Problem to solve:
Please retype the lines of the listing between the line holding "up-text: UP (540, 511, 551, 520)" and the line holding "callout-dmx-out: DMX OUT (25, 396, 307, 505)", inclusive.

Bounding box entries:

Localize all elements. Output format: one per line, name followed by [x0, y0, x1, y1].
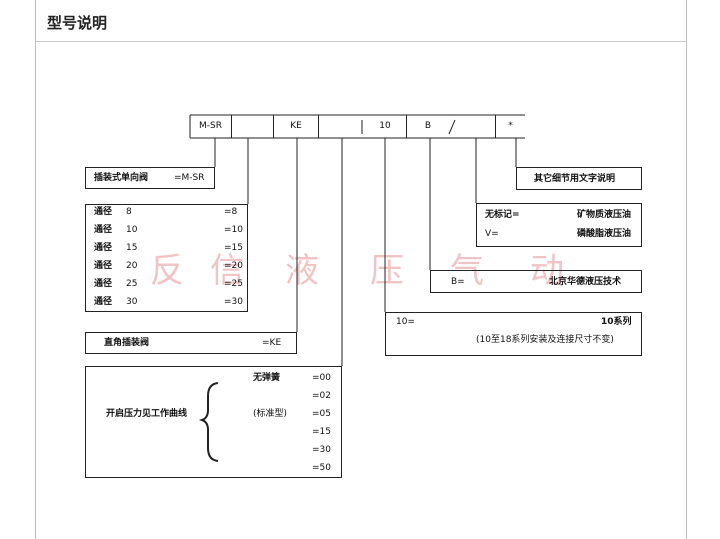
series-box: 10= 10系列 (10至18系列安装及连接尺寸不变)	[385, 312, 642, 356]
code-cell: 10	[364, 115, 407, 138]
diameter-size: 10	[126, 225, 138, 235]
diameter-box: 通径 8 =8 通径 10 =10 通径 15 =15 通径 20 =20 通径…	[85, 204, 248, 312]
diameter-code: =15	[224, 243, 243, 253]
series-label: 10=	[396, 317, 415, 327]
page-title: 型号说明	[47, 14, 108, 32]
pressure-code: =05	[312, 409, 331, 419]
angle-valve-label: 直角插装阀	[104, 338, 150, 348]
single-valve-label: 插装式单向阀	[94, 173, 149, 183]
diameter-size: 8	[126, 207, 132, 217]
watermark-char: 动	[530, 251, 564, 291]
series-note: (10至18系列安装及连接尺寸不变)	[476, 335, 614, 345]
diameter-label: 通径	[94, 243, 113, 253]
code-cell: B	[424, 121, 432, 131]
diameter-label: 通径	[94, 297, 113, 307]
cracking-pressure-box: 开启压力见工作曲线 无弹簧 (标准型) =00 =02 =05 =15 =30 …	[85, 366, 342, 478]
code-cell: *	[508, 121, 513, 131]
series-value: 10系列	[601, 317, 632, 327]
diameter-code: =8	[224, 207, 238, 217]
single-valve-box: 插装式单向阀 =M-SR	[85, 167, 215, 189]
diameter-size: 20	[126, 261, 138, 271]
diameter-label: 通径	[94, 207, 113, 217]
oil-v-value: 磷酸脂液压油	[577, 229, 632, 239]
pressure-code: =00	[312, 373, 331, 383]
diameter-code: =10	[224, 225, 243, 235]
angle-valve-code: =KE	[262, 338, 282, 348]
code-cell	[232, 115, 274, 138]
watermark-char: 反	[150, 251, 184, 291]
oil-unmarked-value: 矿物质液压油	[577, 210, 632, 220]
beijing-value: 北京华德液压技术	[549, 277, 622, 287]
watermark-char: 气	[450, 251, 484, 291]
watermark-char: 压	[370, 251, 404, 291]
angle-valve-box: 直角插装阀 =KE	[85, 332, 297, 354]
diameter-label: 通径	[94, 225, 113, 235]
diameter-size: 30	[126, 297, 138, 307]
oil-v-label: V=	[485, 229, 499, 239]
code-cell: KE	[274, 115, 319, 138]
pressure-code: =15	[312, 427, 331, 437]
no-spring-label: 无弹簧	[253, 373, 281, 383]
diameter-code: =25	[224, 279, 243, 289]
code-cell	[319, 115, 364, 138]
beijing-label: B=	[451, 277, 465, 287]
oil-unmarked-label: 无标记=	[485, 210, 520, 220]
pressure-code: =50	[312, 463, 331, 473]
diameter-size: 25	[126, 279, 138, 289]
standard-type-label: (标准型)	[253, 409, 288, 419]
beijing-box: B= 北京华德液压技术	[430, 270, 642, 293]
diameter-code: =30	[224, 297, 243, 307]
watermark-char: 液	[285, 251, 319, 291]
watermark-char: 信	[210, 251, 244, 291]
cracking-pressure-label: 开启压力见工作曲线	[106, 409, 188, 419]
diameter-size: 15	[126, 243, 138, 253]
diameter-label: 通径	[94, 279, 113, 289]
other-details-label: 其它细节用文字说明	[534, 174, 616, 184]
content-frame	[35, 0, 687, 539]
code-cell	[449, 115, 496, 138]
pressure-code: =30	[312, 445, 331, 455]
diameter-code: =20	[224, 261, 243, 271]
page-header: 型号说明	[35, 0, 687, 42]
single-valve-code: =M-SR	[174, 173, 205, 183]
other-details-box: 其它细节用文字说明	[516, 167, 642, 190]
diameter-label: 通径	[94, 261, 113, 271]
oil-type-box: 无标记= 矿物质液压油 V= 磷酸脂液压油	[476, 203, 642, 247]
code-cell: M-SR	[190, 115, 232, 138]
pressure-code: =02	[312, 391, 331, 401]
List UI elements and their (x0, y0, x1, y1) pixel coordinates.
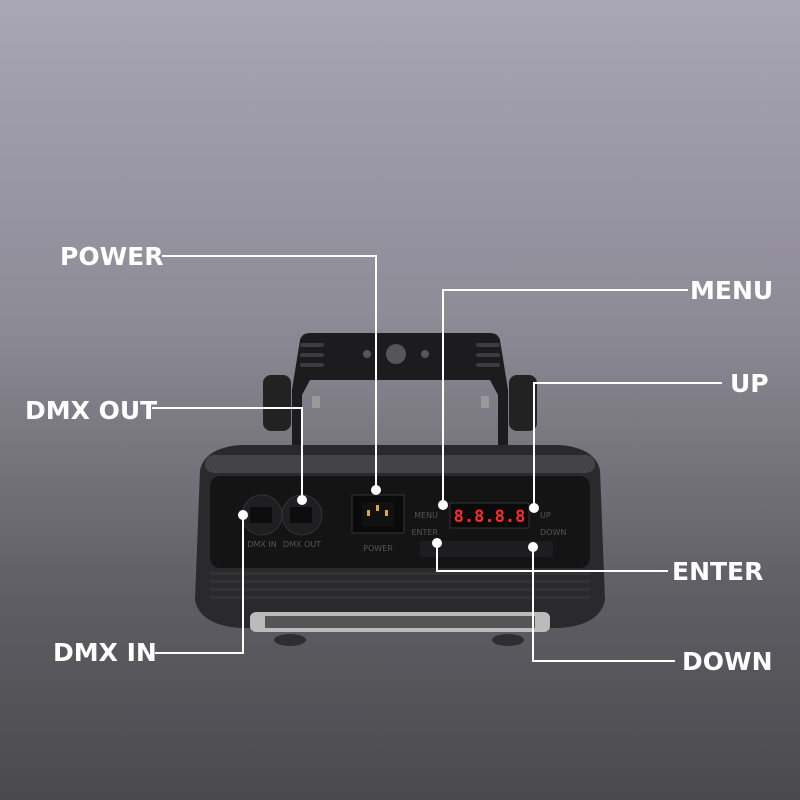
up-text: UP (540, 511, 551, 520)
up-label: UP (730, 369, 769, 398)
down-label: DOWN (682, 647, 773, 676)
enter-label: ENTER (672, 557, 763, 586)
callout-power: POWER (60, 242, 381, 495)
callout-menu: MENU (438, 276, 773, 510)
knob-right (481, 375, 537, 431)
callout-up: UP (529, 369, 769, 513)
callout-dmx-out: DMX OUT (25, 396, 307, 505)
dmx-out-port: DMX OUT (281, 494, 323, 549)
power-inlet: POWER (351, 494, 405, 553)
callout-down: DOWN (528, 542, 773, 676)
led-display-value: 8.8.8.8 (454, 507, 526, 527)
dmx-out-text: DMX OUT (283, 540, 321, 549)
dmx-in-label: DMX IN (53, 638, 157, 667)
down-text: DOWN (540, 528, 566, 537)
menu-label: MENU (690, 276, 773, 305)
dmx-out-label: DMX OUT (25, 396, 157, 425)
dmx-in-text: DMX IN (247, 540, 276, 549)
power-text: POWER (363, 544, 393, 553)
menu-text: MENU (414, 511, 438, 520)
callout-dmx-in: DMX IN (53, 510, 248, 667)
knob-left (263, 375, 320, 431)
mounting-bracket (292, 333, 508, 445)
cert-icons-strip (420, 541, 553, 557)
enter-text: ENTER (411, 528, 438, 537)
power-label: POWER (60, 242, 163, 271)
callout-enter: ENTER (432, 538, 763, 586)
led-display (449, 502, 530, 529)
control-panel: MENU ENTER 8.8.8.8 UP DOWN (411, 502, 566, 557)
dmx-in-port: DMX IN (241, 494, 283, 549)
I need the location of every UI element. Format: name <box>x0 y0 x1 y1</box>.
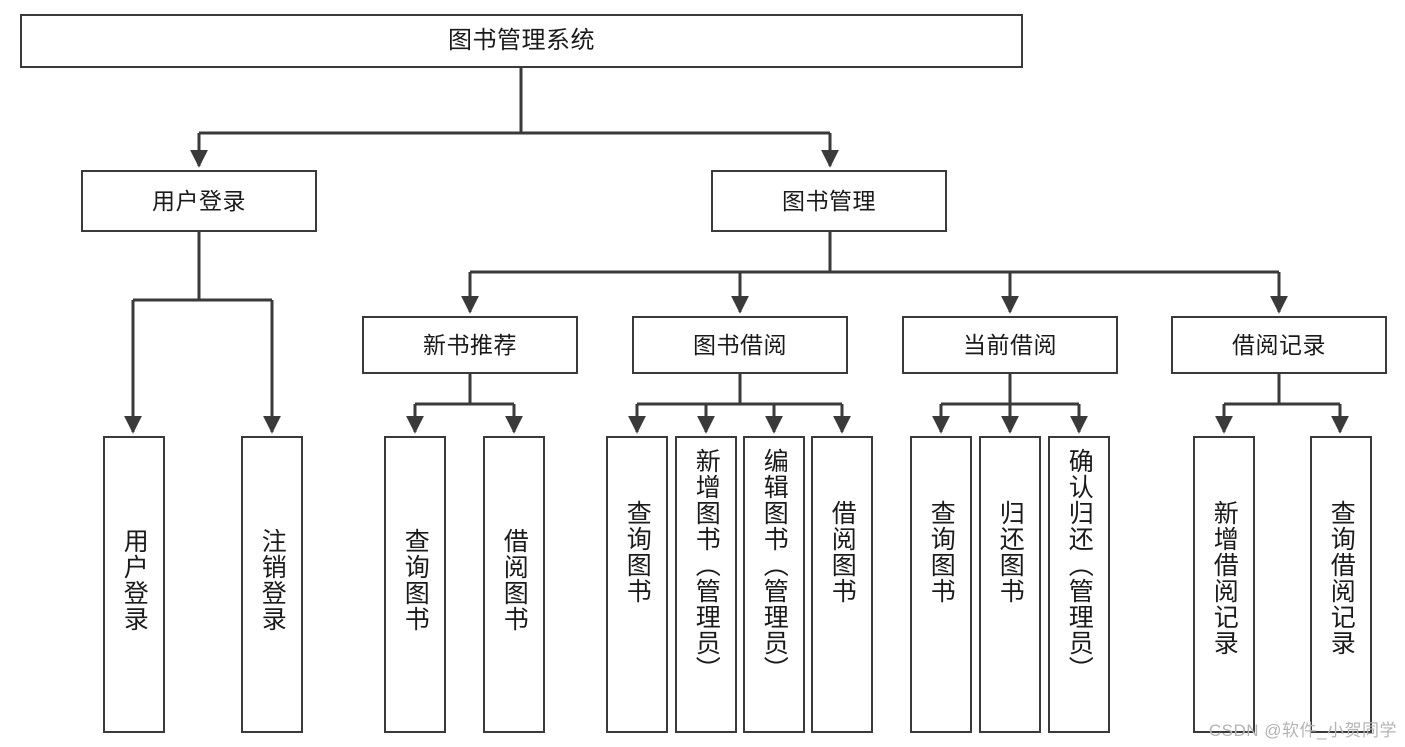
node-label: 查询借阅记录 <box>1327 500 1356 656</box>
node-label: 用户登录 <box>120 528 149 632</box>
node-label: 查询图书 <box>623 500 652 604</box>
node-current-borrowing[interactable]: 当前借阅 <box>902 316 1118 374</box>
leaf-user-login[interactable]: 用户登录 <box>103 436 165 733</box>
node-label: 用户登录 <box>152 187 246 214</box>
node-label: 新增借阅记录 <box>1210 500 1239 656</box>
leaf-logout[interactable]: 注销登录 <box>241 436 303 733</box>
node-label: 查询图书 <box>401 528 430 632</box>
node-label: 图书管理 <box>782 187 876 214</box>
leaf-borrow-books-new[interactable]: 借阅图书 <box>483 436 545 733</box>
node-book-borrowing[interactable]: 图书借阅 <box>632 316 848 374</box>
node-label: 新书推荐 <box>423 331 517 358</box>
node-root-book-management-system[interactable]: 图书管理系统 <box>20 14 1023 68</box>
node-label: 新增图书（管理员） <box>692 448 721 682</box>
leaf-confirm-return-admin[interactable]: 确认归还（管理员） <box>1048 436 1110 733</box>
leaf-return-books[interactable]: 归还图书 <box>979 436 1041 733</box>
node-label: 图书借阅 <box>693 331 787 358</box>
node-label: 借阅图书 <box>828 500 857 604</box>
node-label: 当前借阅 <box>963 331 1057 358</box>
leaf-query-borrow-record[interactable]: 查询借阅记录 <box>1310 436 1372 733</box>
node-label: 注销登录 <box>258 528 287 632</box>
watermark-text: CSDN @软件_小贺同学 <box>1208 721 1397 740</box>
node-label: 编辑图书（管理员） <box>760 448 789 682</box>
leaf-query-books-current[interactable]: 查询图书 <box>910 436 972 733</box>
leaf-query-books-borrow[interactable]: 查询图书 <box>606 436 668 733</box>
leaf-borrow-books[interactable]: 借阅图书 <box>811 436 873 733</box>
node-label: 确认归还（管理员） <box>1065 448 1094 682</box>
node-new-book-recommendation[interactable]: 新书推荐 <box>362 316 578 374</box>
node-label: 归还图书 <box>996 500 1025 604</box>
leaf-add-borrow-record[interactable]: 新增借阅记录 <box>1193 436 1255 733</box>
node-borrow-records[interactable]: 借阅记录 <box>1171 316 1387 374</box>
node-user-login[interactable]: 用户登录 <box>81 170 317 232</box>
leaf-query-books-new[interactable]: 查询图书 <box>384 436 446 733</box>
node-label: 图书管理系统 <box>448 27 595 54</box>
node-label: 查询图书 <box>927 500 956 604</box>
node-book-management[interactable]: 图书管理 <box>711 170 947 232</box>
node-label: 借阅图书 <box>500 528 529 632</box>
node-label: 借阅记录 <box>1232 331 1326 358</box>
leaf-add-book-admin[interactable]: 新增图书（管理员） <box>675 436 737 733</box>
leaf-edit-book-admin[interactable]: 编辑图书（管理员） <box>743 436 805 733</box>
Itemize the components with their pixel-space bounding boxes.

Solution to this task:
up-text: UP (540, 511, 551, 520)
up-label: UP (730, 369, 769, 398)
down-label: DOWN (682, 647, 773, 676)
enter-label: ENTER (672, 557, 763, 586)
callout-power: POWER (60, 242, 381, 495)
callout-menu: MENU (438, 276, 773, 510)
knob-right (481, 375, 537, 431)
callout-up: UP (529, 369, 769, 513)
callout-dmx-out: DMX OUT (25, 396, 307, 505)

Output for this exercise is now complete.